## THE TASK
Your reply should be one number: the count of lines holding the word "ilgili".
※
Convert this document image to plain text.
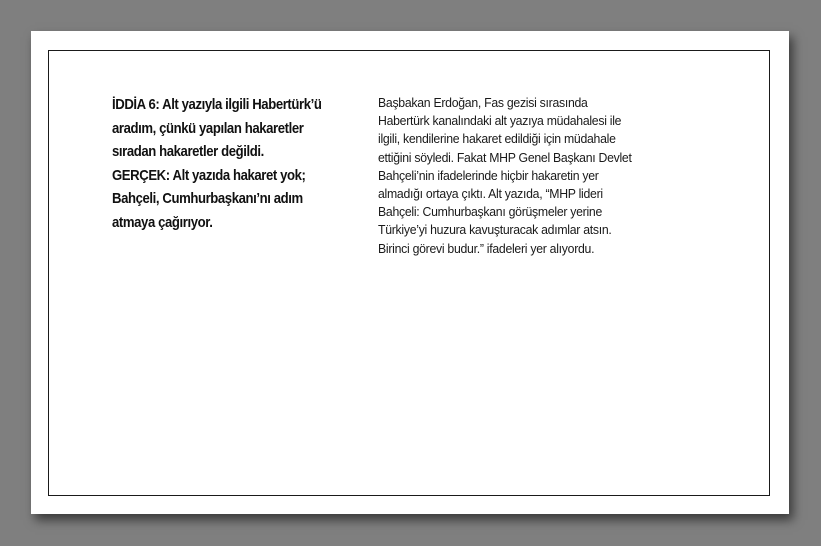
İDDİA 6: Alt yazıyla ilgili Habertürk’ü
aradım, çünkü yapılan hakaretler
sıradan hakaretler değildi.
GERÇEK: Alt yazıda hakaret yok;
Bahçeli, Cumhurbaşkanı’nı adım
atmaya çağırıyor.
Başbakan Erdoğan, Fas gezisi sırasında
Habertürk kanalındaki alt yazıya müdahalesi ile
ilgili, kendilerine hakaret edildiği için müdahale
ettiğini söyledi. Fakat MHP Genel Başkanı Devlet
Bahçeli’nin ifadelerinde hiçbir hakaretin yer
almadığı ortaya çıktı. Alt yazıda, “MHP lideri
Bahçeli: Cumhurbaşkanı görüşmeler yerine
Türkiye’yi huzura kavuşturacak adımlar atsın.
Birinci görevi budur.” ifadeleri yer alıyordu.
※
## COMPLETE ANSWER
2